** Start of Extract to read **

You wouldn’t know it from listening to the same old hits on Christmas radio, but every year a flood of new Christmas music hits the market, as canny megastars and the cornier indie bands strive to prove their devotion to sentiment. Many famous pop artists have recorded Christmas albums that few fans know about; they get tucked away in shady discographical corners. This holiday season, I’m wondering why Christmas stations don’t play and create new hits with regularity — the enterprise’s defining conservatism needn’t preclude a bouncier array of novelty songs. I’d also like to know why, of the artists reviewed below, nobody knows how to sing “O Holy Night.”
Idina Menzel: Christmas: A Season of Love (School Boy/Decca)

** End of Extract to read **
** Start of Record set **

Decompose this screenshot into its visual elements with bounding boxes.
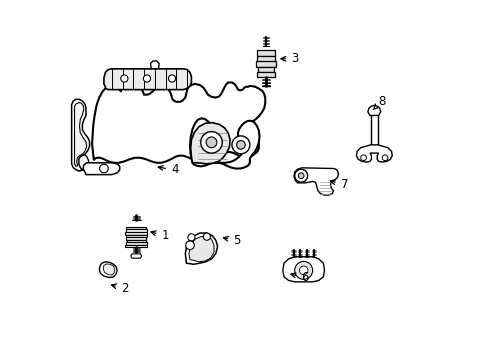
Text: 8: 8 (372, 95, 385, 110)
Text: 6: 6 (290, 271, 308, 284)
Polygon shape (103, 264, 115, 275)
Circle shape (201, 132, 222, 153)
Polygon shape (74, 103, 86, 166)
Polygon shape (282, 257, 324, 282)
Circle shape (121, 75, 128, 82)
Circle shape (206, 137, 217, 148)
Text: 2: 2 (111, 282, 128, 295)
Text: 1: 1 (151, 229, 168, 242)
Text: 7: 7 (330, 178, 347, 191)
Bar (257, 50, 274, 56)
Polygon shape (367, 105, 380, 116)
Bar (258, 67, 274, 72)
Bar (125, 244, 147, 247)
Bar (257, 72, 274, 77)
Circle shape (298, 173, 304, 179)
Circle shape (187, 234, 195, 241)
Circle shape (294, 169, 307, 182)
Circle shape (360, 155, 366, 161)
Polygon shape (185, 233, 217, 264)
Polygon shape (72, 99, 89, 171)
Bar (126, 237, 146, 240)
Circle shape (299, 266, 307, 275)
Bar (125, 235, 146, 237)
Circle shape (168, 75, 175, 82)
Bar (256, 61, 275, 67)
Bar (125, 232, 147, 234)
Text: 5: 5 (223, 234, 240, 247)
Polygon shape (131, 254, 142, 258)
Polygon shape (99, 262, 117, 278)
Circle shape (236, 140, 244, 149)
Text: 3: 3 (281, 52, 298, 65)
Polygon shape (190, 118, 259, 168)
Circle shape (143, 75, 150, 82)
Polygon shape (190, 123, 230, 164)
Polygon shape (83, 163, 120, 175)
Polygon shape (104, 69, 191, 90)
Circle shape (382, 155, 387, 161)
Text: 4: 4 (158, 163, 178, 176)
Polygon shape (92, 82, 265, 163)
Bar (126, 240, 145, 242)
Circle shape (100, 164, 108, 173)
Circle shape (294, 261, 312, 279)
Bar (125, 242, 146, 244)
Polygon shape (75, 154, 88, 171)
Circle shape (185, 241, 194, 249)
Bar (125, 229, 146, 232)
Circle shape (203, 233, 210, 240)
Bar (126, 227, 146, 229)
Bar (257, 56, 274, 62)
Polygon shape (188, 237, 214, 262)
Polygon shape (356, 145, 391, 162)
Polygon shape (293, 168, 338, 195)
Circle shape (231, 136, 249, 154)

** End of Record set **

§ **Exercises to complete**
1. In the Christmas music review, which song does the writer say none of the reviewed artists knows how to sing?
2. Output the part of the Christmas music review that opens with the words containing "You wouldn’t know" and closes with "Love (School Boy/Decca)".
3. Go on with the Christmas music review from the point where it stops.

§ **Task results**
1. “O Holy Night”

2.
You wouldn’t know it from listening to the same old hits on Christmas radio, but every year a flood of new Christmas music hits the market, as canny megastars and the cornier indie bands strive to prove their devotion to sentiment. Many famous pop artists have recorded Christmas albums that few fans know about; they get tucked away in shady discographical corners. This holiday season, I’m wondering why Christmas stations don’t play and create new hits with regularity — the enterprise’s defining conservatism needn’t preclude a bouncier array of novelty songs. I’d also like to know why, of the artists reviewed below, nobody knows how to sing “O Holy Night.”
Idina Menzel: Christmas: A Season of Love (School Boy/Decca)

3.
Like most Broadway divas, Idina Menzel has a solemn and a playful side, and where her last Christmas album, Holiday Wishes (2014), exudes a golden, pious glow, this one gets rowdy. She’s chosen the album’s repertoire for light cheer and melodic exuberance, with full, clattery big-band arrangements whose blaring horns have a comic thrust and whose warm, acoustic bass thumps with jollity. As usual, she uses the genre exercise as an excuse to let loose and sing. There’s a rough, brassy grain in her voice projecting a swooping, magnanimous delight that Christmas is finally here and it’s time to paint the town red and green. The obligatory mashup of “O Holy Night” and “Ave Maria” halts the album’s momentum only a smidgen.
Frozen 2 (Walt Disney)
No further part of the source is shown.